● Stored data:
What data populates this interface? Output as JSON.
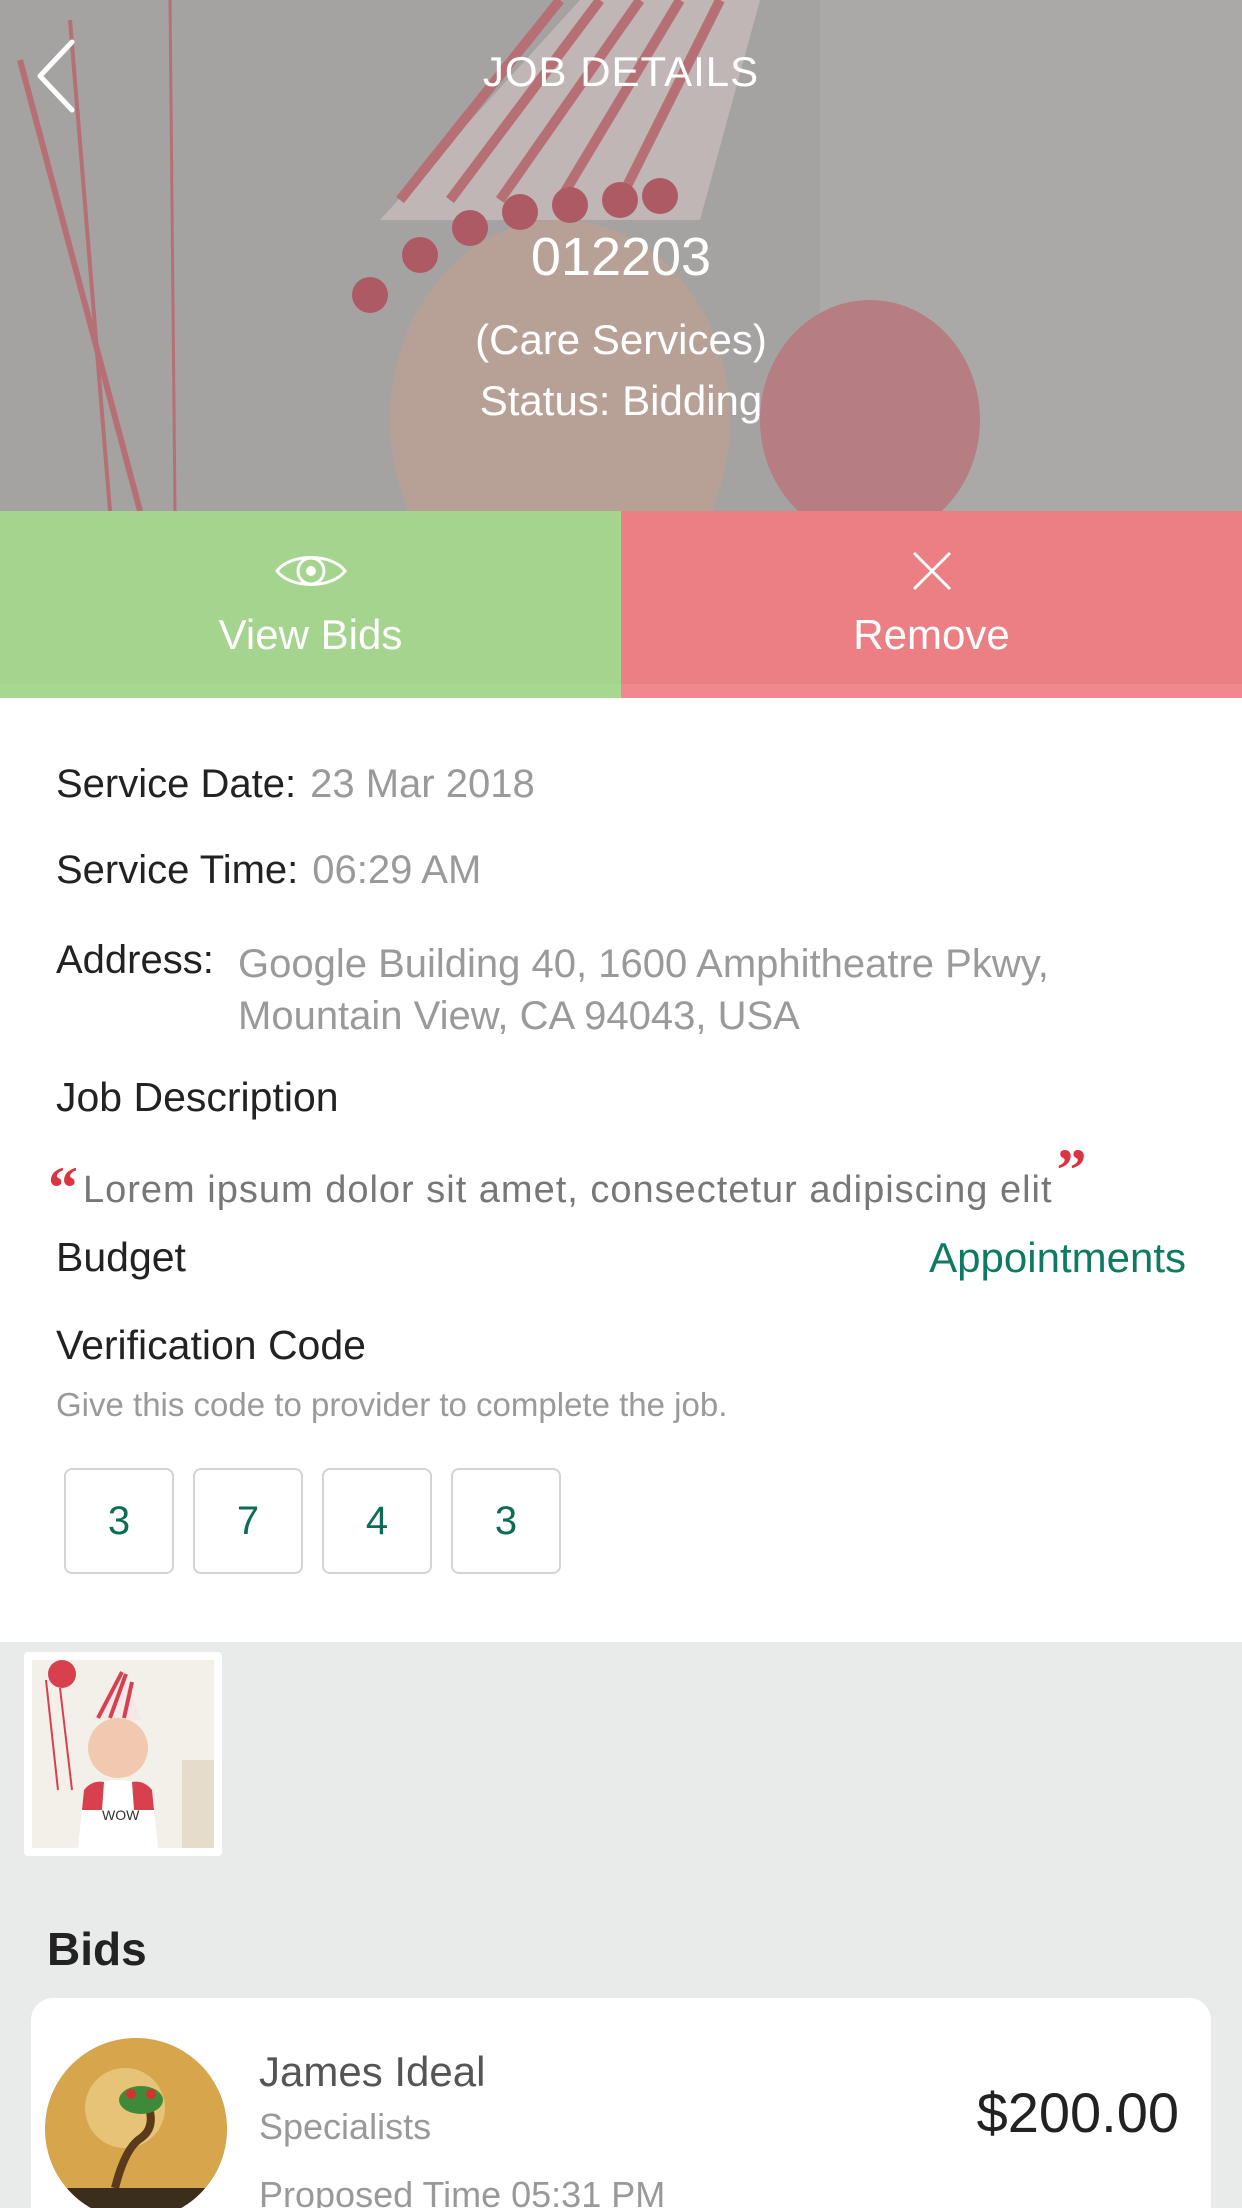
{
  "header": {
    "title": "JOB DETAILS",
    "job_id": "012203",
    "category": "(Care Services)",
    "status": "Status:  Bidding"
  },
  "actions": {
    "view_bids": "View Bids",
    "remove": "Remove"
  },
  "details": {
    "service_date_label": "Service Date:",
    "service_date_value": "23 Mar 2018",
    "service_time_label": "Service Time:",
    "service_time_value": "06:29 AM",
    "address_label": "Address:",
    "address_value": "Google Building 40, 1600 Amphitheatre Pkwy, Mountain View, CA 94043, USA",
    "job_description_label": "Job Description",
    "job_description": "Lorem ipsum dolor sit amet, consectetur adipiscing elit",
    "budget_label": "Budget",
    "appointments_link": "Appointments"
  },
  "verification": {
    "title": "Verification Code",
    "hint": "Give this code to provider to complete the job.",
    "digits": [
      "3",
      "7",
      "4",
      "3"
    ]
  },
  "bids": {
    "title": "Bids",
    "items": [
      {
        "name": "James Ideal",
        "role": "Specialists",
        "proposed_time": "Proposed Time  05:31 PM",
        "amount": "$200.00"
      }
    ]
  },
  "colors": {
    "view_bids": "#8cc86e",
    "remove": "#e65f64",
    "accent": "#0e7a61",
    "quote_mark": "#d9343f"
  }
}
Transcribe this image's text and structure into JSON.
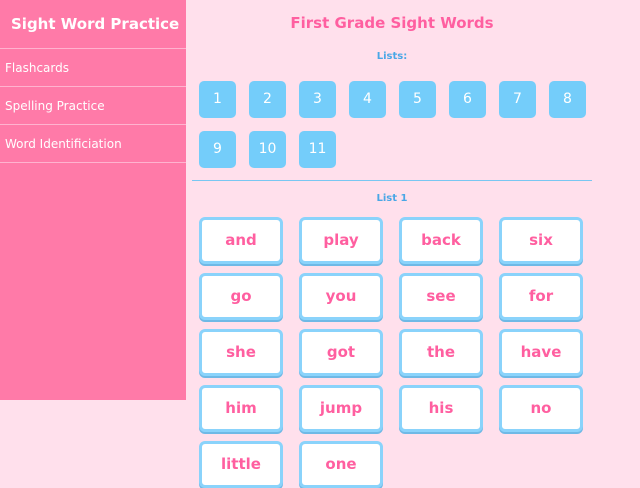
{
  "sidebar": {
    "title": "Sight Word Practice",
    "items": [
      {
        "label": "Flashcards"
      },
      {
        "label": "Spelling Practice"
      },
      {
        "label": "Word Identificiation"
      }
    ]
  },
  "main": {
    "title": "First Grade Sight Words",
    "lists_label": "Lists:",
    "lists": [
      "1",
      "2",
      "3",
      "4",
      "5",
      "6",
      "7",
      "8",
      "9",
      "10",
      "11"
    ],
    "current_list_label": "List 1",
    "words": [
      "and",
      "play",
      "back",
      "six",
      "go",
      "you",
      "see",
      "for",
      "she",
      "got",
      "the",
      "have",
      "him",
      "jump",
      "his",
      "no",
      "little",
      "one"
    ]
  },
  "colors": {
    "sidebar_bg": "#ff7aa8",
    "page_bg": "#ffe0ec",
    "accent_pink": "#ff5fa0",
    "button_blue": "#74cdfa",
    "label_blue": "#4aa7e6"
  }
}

---

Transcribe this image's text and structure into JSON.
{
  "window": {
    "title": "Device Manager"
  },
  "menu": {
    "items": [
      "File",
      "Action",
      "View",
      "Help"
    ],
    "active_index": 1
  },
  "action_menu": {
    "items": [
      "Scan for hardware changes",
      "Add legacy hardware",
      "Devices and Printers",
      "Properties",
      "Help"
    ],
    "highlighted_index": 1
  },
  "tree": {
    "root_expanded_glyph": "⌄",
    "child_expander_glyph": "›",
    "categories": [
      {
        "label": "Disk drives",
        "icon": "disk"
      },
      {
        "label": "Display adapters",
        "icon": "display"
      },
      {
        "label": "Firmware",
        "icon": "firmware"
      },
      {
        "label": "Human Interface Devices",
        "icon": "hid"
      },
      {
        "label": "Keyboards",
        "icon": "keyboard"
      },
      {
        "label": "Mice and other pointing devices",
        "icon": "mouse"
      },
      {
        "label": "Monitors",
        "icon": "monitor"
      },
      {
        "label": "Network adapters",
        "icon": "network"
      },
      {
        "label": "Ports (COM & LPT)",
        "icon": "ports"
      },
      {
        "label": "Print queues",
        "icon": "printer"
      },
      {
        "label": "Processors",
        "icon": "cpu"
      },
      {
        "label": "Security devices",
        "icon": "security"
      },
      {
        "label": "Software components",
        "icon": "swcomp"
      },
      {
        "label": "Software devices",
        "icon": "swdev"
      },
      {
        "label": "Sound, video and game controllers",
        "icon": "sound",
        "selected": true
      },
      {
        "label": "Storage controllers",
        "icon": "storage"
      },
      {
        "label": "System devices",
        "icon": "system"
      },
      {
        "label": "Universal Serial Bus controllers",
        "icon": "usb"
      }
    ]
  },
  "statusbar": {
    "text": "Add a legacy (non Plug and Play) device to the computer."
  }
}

● Instructions to follow: Identify the lines that contain the string "adapters", and copy every one of them.

● Expected output:
        "label": "Display adapters",
        "label": "Network adapters",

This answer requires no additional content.